**Task statement**
All lines below must be repeated exactly, with the pictures omitted.
################
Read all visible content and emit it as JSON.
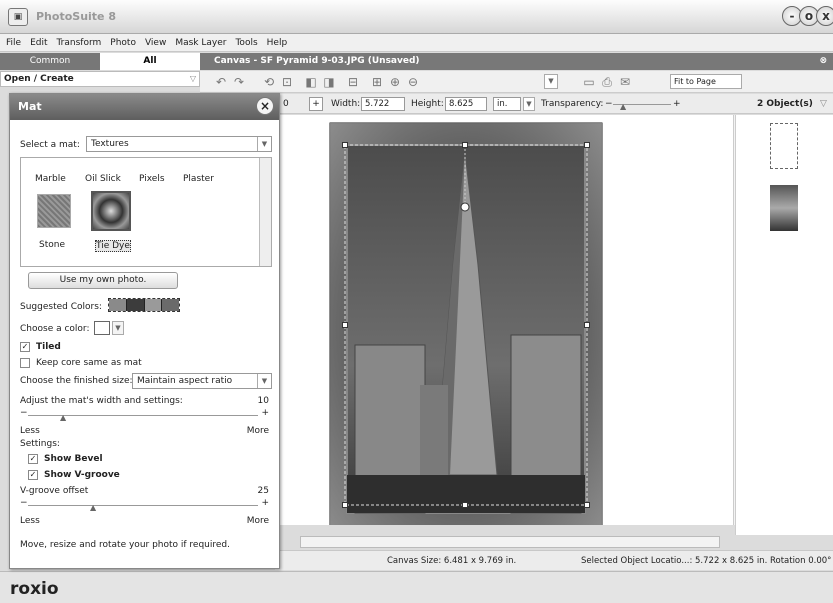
{
  "app": {
    "title": "PhotoSuite 8",
    "logo": "roxio",
    "icon": "app-icon"
  },
  "window_controls": [
    "-",
    "o",
    "x"
  ],
  "menu": [
    "File",
    "Edit",
    "Transform",
    "Photo",
    "View",
    "Mask Layer",
    "Tools",
    "Help"
  ],
  "left_tabs": [
    "Common",
    "All"
  ],
  "open_create": "Open / Create",
  "canvas_header": "Canvas - SF Pyramid 9-03.JPG (Unsaved)",
  "toolbar": {
    "fit_option": "Fit to Page"
  },
  "dims": {
    "width_label": "Width:",
    "width_value": "5.722",
    "height_label": "Height:",
    "height_value": "8.625",
    "units": "in.",
    "transparency_label": "Transparency:",
    "minus": "−",
    "plus": "+",
    "zoom_minus": "0",
    "zoom_plus": "+"
  },
  "objects_label": "2 Object(s)",
  "status": {
    "canvas_size": "Canvas Size: 6.481 x 9.769 in.",
    "selected": "Selected Object Locatio...: 5.722 x 8.625 in. Rotation 0.00°"
  },
  "mat_panel": {
    "title": "Mat",
    "close": "×",
    "select_label": "Select a mat:",
    "select_value": "Textures",
    "mats_row1": [
      "Marble",
      "Oil Slick",
      "Pixels",
      "Plaster"
    ],
    "mats_row2": [
      "Stone",
      "Tie Dye"
    ],
    "selected_mat": "Tie Dye",
    "own_photo_button": "Use my own photo.",
    "suggested_colors_label": "Suggested Colors:",
    "suggested_colors": [
      "#8a8a8a",
      "#3c3c3c",
      "#9a9a9a",
      "#6a6a6a"
    ],
    "choose_color_label": "Choose a color:",
    "tiled_label": "Tiled",
    "tiled_checked": true,
    "keep_core_label": "Keep core same as mat",
    "keep_core_checked": false,
    "finished_size_label": "Choose the finished size:",
    "finished_size_value": "Maintain aspect ratio",
    "adjust_label": "Adjust the mat's width and settings:",
    "adjust_value": "10",
    "less": "Less",
    "more": "More",
    "minus": "−",
    "plus": "+",
    "settings_label": "Settings:",
    "show_bevel_label": "Show Bevel",
    "show_bevel_checked": true,
    "show_vgroove_label": "Show V-groove",
    "show_vgroove_checked": true,
    "vgroove_offset_label": "V-groove offset",
    "vgroove_offset_value": "25",
    "instruction": "Move, resize and rotate your photo if required."
  }
}
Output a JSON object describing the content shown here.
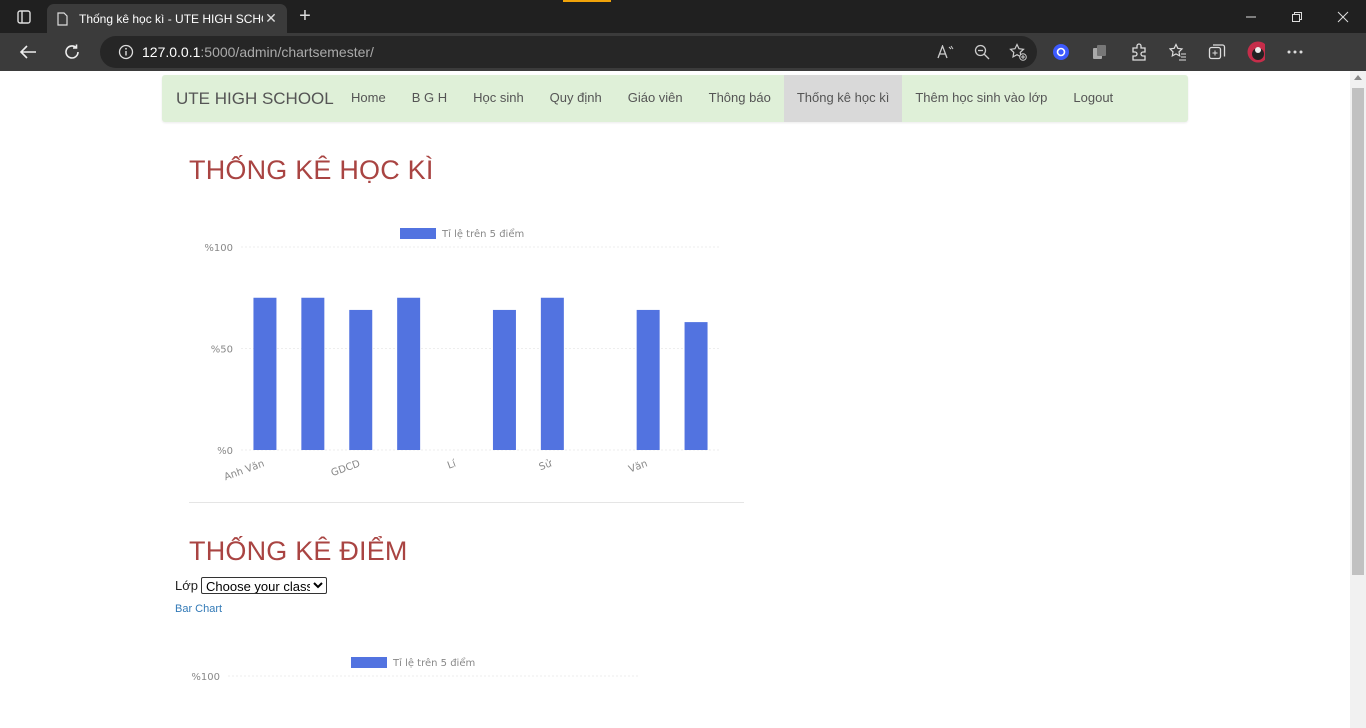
{
  "browser": {
    "tab_title": "Thống kê học kì - UTE HIGH SCHOOL",
    "url_host": "127.0.0.1",
    "url_path": ":5000/admin/chartsemester/"
  },
  "navbar": {
    "brand": "UTE HIGH SCHOOL",
    "items": [
      {
        "label": "Home"
      },
      {
        "label": "B G H"
      },
      {
        "label": "Học sinh"
      },
      {
        "label": "Quy định"
      },
      {
        "label": "Giáo viên"
      },
      {
        "label": "Thông báo"
      },
      {
        "label": "Thống kê học kì",
        "active": true
      },
      {
        "label": "Thêm học sinh vào lớp"
      },
      {
        "label": "Logout"
      }
    ]
  },
  "semester_section": {
    "title": "THỐNG KÊ HỌC KÌ"
  },
  "score_section": {
    "title": "THỐNG KÊ ĐIỂM",
    "class_label": "Lớp",
    "class_select_value": "Choose your class",
    "chart_link": "Bar Chart"
  },
  "colors": {
    "bar": "#5273e0",
    "section_title": "#a94442",
    "navbar_bg": "#dff0d8"
  },
  "chart_data": [
    {
      "type": "bar",
      "legend": [
        "Tỉ lệ trên 5 điểm"
      ],
      "legend_position": "top",
      "tick_labels_y": [
        "%100",
        "%50",
        "%0"
      ],
      "categories": [
        "Anh Văn",
        "",
        "GDCD",
        "",
        "Lí",
        "",
        "Sử",
        "",
        "Văn",
        ""
      ],
      "series": [
        {
          "name": "Tỉ lệ trên 5 điểm",
          "values": [
            75,
            75,
            69,
            75,
            0,
            69,
            75,
            0,
            69,
            63
          ]
        }
      ],
      "ylim": [
        0,
        100
      ],
      "grid": true
    },
    {
      "type": "bar",
      "legend": [
        "Tỉ lệ trên 5 điểm"
      ],
      "legend_position": "top",
      "tick_labels_y": [
        "%100"
      ],
      "ylim": [
        0,
        100
      ],
      "grid": true
    }
  ]
}
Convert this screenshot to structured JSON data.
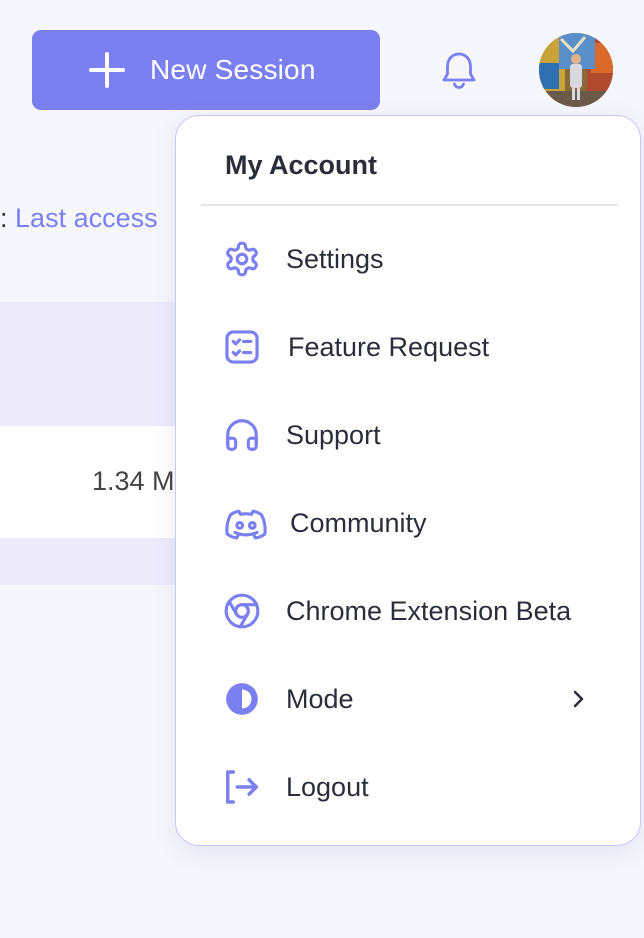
################
**Expected answer**
Read all visible content and emit it as JSON.
{
  "app": {
    "title": "PhotoSuite 8",
    "logo": "roxio",
    "icon": "app-icon"
  },
  "window_controls": [
    "-",
    "o",
    "x"
  ],
  "menu": [
    "File",
    "Edit",
    "Transform",
    "Photo",
    "View",
    "Mask Layer",
    "Tools",
    "Help"
  ],
  "left_tabs": [
    "Common",
    "All"
  ],
  "open_create": "Open / Create",
  "canvas_header": "Canvas - SF Pyramid 9-03.JPG (Unsaved)",
  "toolbar": {
    "fit_option": "Fit to Page"
  },
  "dims": {
    "width_label": "Width:",
    "width_value": "5.722",
    "height_label": "Height:",
    "height_value": "8.625",
    "units": "in.",
    "transparency_label": "Transparency:",
    "minus": "−",
    "plus": "+",
    "zoom_minus": "0",
    "zoom_plus": "+"
  },
  "objects_label": "2 Object(s)",
  "status": {
    "canvas_size": "Canvas Size: 6.481 x 9.769 in.",
    "selected": "Selected Object Locatio...: 5.722 x 8.625 in. Rotation 0.00°"
  },
  "mat_panel": {
    "title": "Mat",
    "close": "×",
    "select_label": "Select a mat:",
    "select_value": "Textures",
    "mats_row1": [
      "Marble",
      "Oil Slick",
      "Pixels",
      "Plaster"
    ],
    "mats_row2": [
      "Stone",
      "Tie Dye"
    ],
    "selected_mat": "Tie Dye",
    "own_photo_button": "Use my own photo.",
    "suggested_colors_label": "Suggested Colors:",
    "suggested_colors": [
      "#8a8a8a",
      "#3c3c3c",
      "#9a9a9a",
      "#6a6a6a"
    ],
    "choose_color_label": "Choose a color:",
    "tiled_label": "Tiled",
    "tiled_checked": true,
    "keep_core_label": "Keep core same as mat",
    "keep_core_checked": false,
    "finished_size_label": "Choose the finished size:",
    "finished_size_value": "Maintain aspect ratio",
    "adjust_label": "Adjust the mat's width and settings:",
    "adjust_value": "10",
    "less": "Less",
    "more": "More",
    "minus": "−",
    "plus": "+",
    "settings_label": "Settings:",
    "show_bevel_label": "Show Bevel",
    "show_bevel_checked": true,
    "show_vgroove_label": "Show V-groove",
    "show_vgroove_checked": true,
    "vgroove_offset_label": "V-groove offset",
    "vgroove_offset_value": "25",
    "instruction": "Move, resize and rotate your photo if required."
  }
}
Output a JSON object describing the content shown here.
{
  "browser": {
    "tab_title": "Thống kê học kì - UTE HIGH SCHOOL",
    "url_host": "127.0.0.1",
    "url_path": ":5000/admin/chartsemester/"
  },
  "navbar": {
    "brand": "UTE HIGH SCHOOL",
    "items": [
      {
        "label": "Home"
      },
      {
        "label": "B G H"
      },
      {
        "label": "Học sinh"
      },
      {
        "label": "Quy định"
      },
      {
        "label": "Giáo viên"
      },
      {
        "label": "Thông báo"
      },
      {
        "label": "Thống kê học kì",
        "active": true
      },
      {
        "label": "Thêm học sinh vào lớp"
      },
      {
        "label": "Logout"
      }
    ]
  },
  "semester_section": {
    "title": "THỐNG KÊ HỌC KÌ"
  },
  "score_section": {
    "title": "THỐNG KÊ ĐIỂM",
    "class_label": "Lớp",
    "class_select_value": "Choose your class",
    "chart_link": "Bar Chart"
  },
  "colors": {
    "bar": "#5273e0",
    "section_title": "#a94442",
    "navbar_bg": "#dff0d8"
  },
  "chart_data": [
    {
      "type": "bar",
      "legend": [
        "Tỉ lệ trên 5 điểm"
      ],
      "legend_position": "top",
      "tick_labels_y": [
        "%100",
        "%50",
        "%0"
      ],
      "categories": [
        "Anh Văn",
        "",
        "GDCD",
        "",
        "Lí",
        "",
        "Sử",
        "",
        "Văn",
        ""
      ],
      "series": [
        {
          "name": "Tỉ lệ trên 5 điểm",
          "values": [
            75,
            75,
            69,
            75,
            0,
            69,
            75,
            0,
            69,
            63
          ]
        }
      ],
      "ylim": [
        0,
        100
      ],
      "grid": true
    },
    {
      "type": "bar",
      "legend": [
        "Tỉ lệ trên 5 điểm"
      ],
      "legend_position": "top",
      "tick_labels_y": [
        "%100"
      ],
      "ylim": [
        0,
        100
      ],
      "grid": true
    }
  ]
}
Convert this screenshot to structured JSON data.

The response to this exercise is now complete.